Request = Return each line of the data below verbatim; pictures are to be left out.

-- -- --

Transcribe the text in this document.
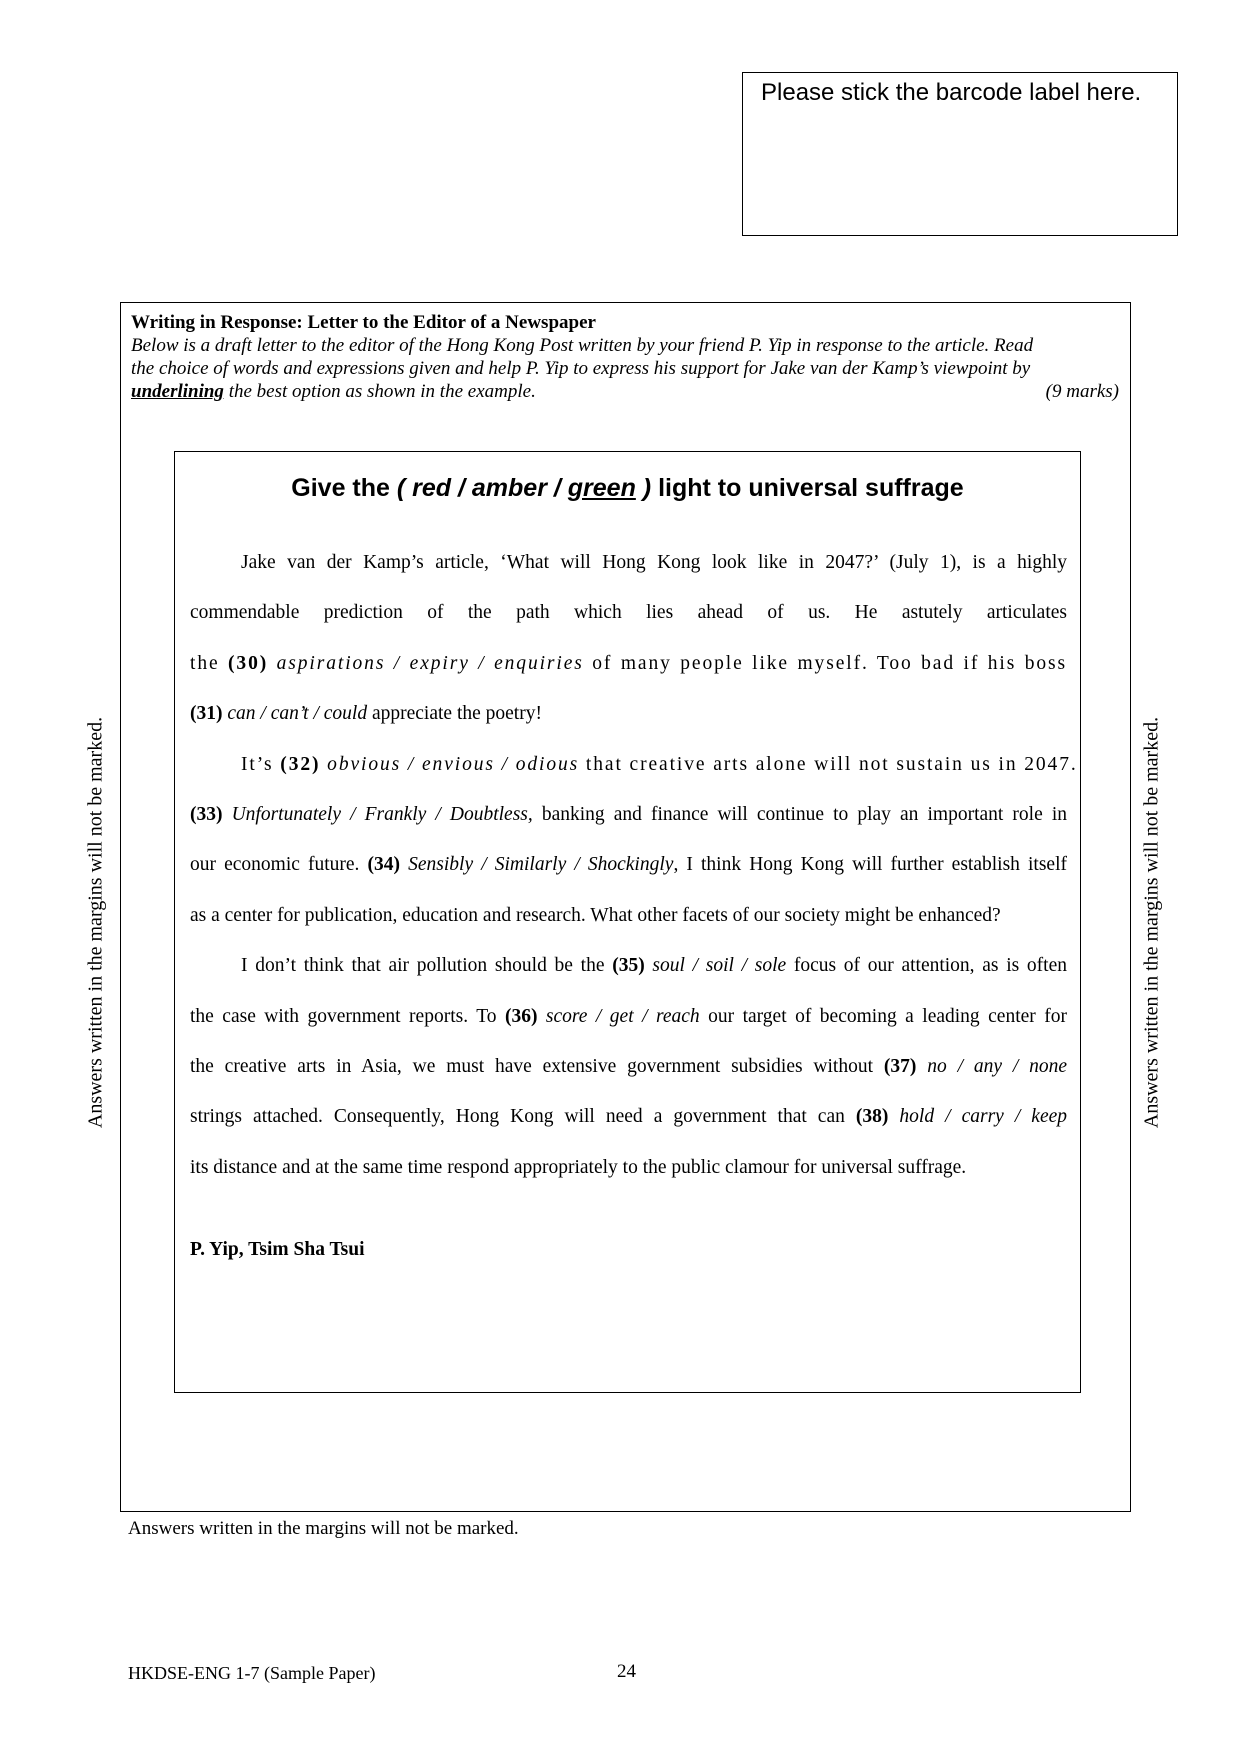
Please stick the barcode label here.
Answers written in the margins will not be marked.	Answers written in the margins will not be marked.
Writing in Response: Letter to the Editor of a Newspaper
Below is a draft letter to the editor of the Hong Kong Post written by your friend P. Yip in response to the article. Read
the choice of words and expressions given and help P. Yip to express his support for Jake van der Kamp’s viewpoint by
underlining the best option as shown in the example.	(9 marks)
Give the ( red / amber / green ) light to universal suffrage
Jake van der Kamp’s article, ‘What will Hong Kong look like in 2047?’ (July 1), is a highly
commendable prediction of the path which lies ahead of us. He astutely articulates
the (30) aspirations / expiry / enquiries of many people like myself. Too bad if his boss
(31) can / can’t / could appreciate the poetry!
It’s (32) obvious / envious / odious that creative arts alone will not sustain us in 2047.
(33) Unfortunately / Frankly / Doubtless, banking and finance will continue to play an important role in
our economic future. (34) Sensibly / Similarly / Shockingly, I think Hong Kong will further establish itself
as a center for publication, education and research. What other facets of our society might be enhanced?
I don’t think that air pollution should be the (35) soul / soil / sole focus of our attention, as is often
the case with government reports. To (36) score / get / reach our target of becoming a leading center for
the creative arts in Asia, we must have extensive government subsidies without (37) no / any / none
strings attached. Consequently, Hong Kong will need a government that can (38) hold / carry / keep
its distance and at the same time respond appropriately to the public clamour for universal suffrage.
P. Yip, Tsim Sha Tsui
Answers written in the margins will not be marked.
HKDSE-ENG 1-7 (Sample Paper)	24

-- -- --

Task response =
Transcribe the text in this document.
Please stick the barcode label here.
Answers written in the margins will not be marked.	Answers written in the margins will not be marked.
Writing in Response: Letter to the Editor of a Newspaper
Below is a draft letter to the editor of the Hong Kong Post written by your friend P. Yip in response to the article. Read
the choice of words and expressions given and help P. Yip to express his support for Jake van der Kamp’s viewpoint by
underlining the best option as shown in the example.	(9 marks)
Give the ( red / amber / green ) light to universal suffrage
Jake van der Kamp’s article, ‘What will Hong Kong look like in 2047?’ (July 1), is a highly
commendable prediction of the path which lies ahead of us. He astutely articulates
the (30) aspirations / expiry / enquiries of many people like myself. Too bad if his boss
(31) can / can’t / could appreciate the poetry!
It’s (32) obvious / envious / odious that creative arts alone will not sustain us in 2047.
(33) Unfortunately / Frankly / Doubtless, banking and finance will continue to play an important role in
our economic future. (34) Sensibly / Similarly / Shockingly, I think Hong Kong will further establish itself
as a center for publication, education and research. What other facets of our society might be enhanced?
I don’t think that air pollution should be the (35) soul / soil / sole focus of our attention, as is often
the case with government reports. To (36) score / get / reach our target of becoming a leading center for
the creative arts in Asia, we must have extensive government subsidies without (37) no / any / none
strings attached. Consequently, Hong Kong will need a government that can (38) hold / carry / keep
its distance and at the same time respond appropriately to the public clamour for universal suffrage.
P. Yip, Tsim Sha Tsui
Answers written in the margins will not be marked.
HKDSE-ENG 1-7 (Sample Paper)	24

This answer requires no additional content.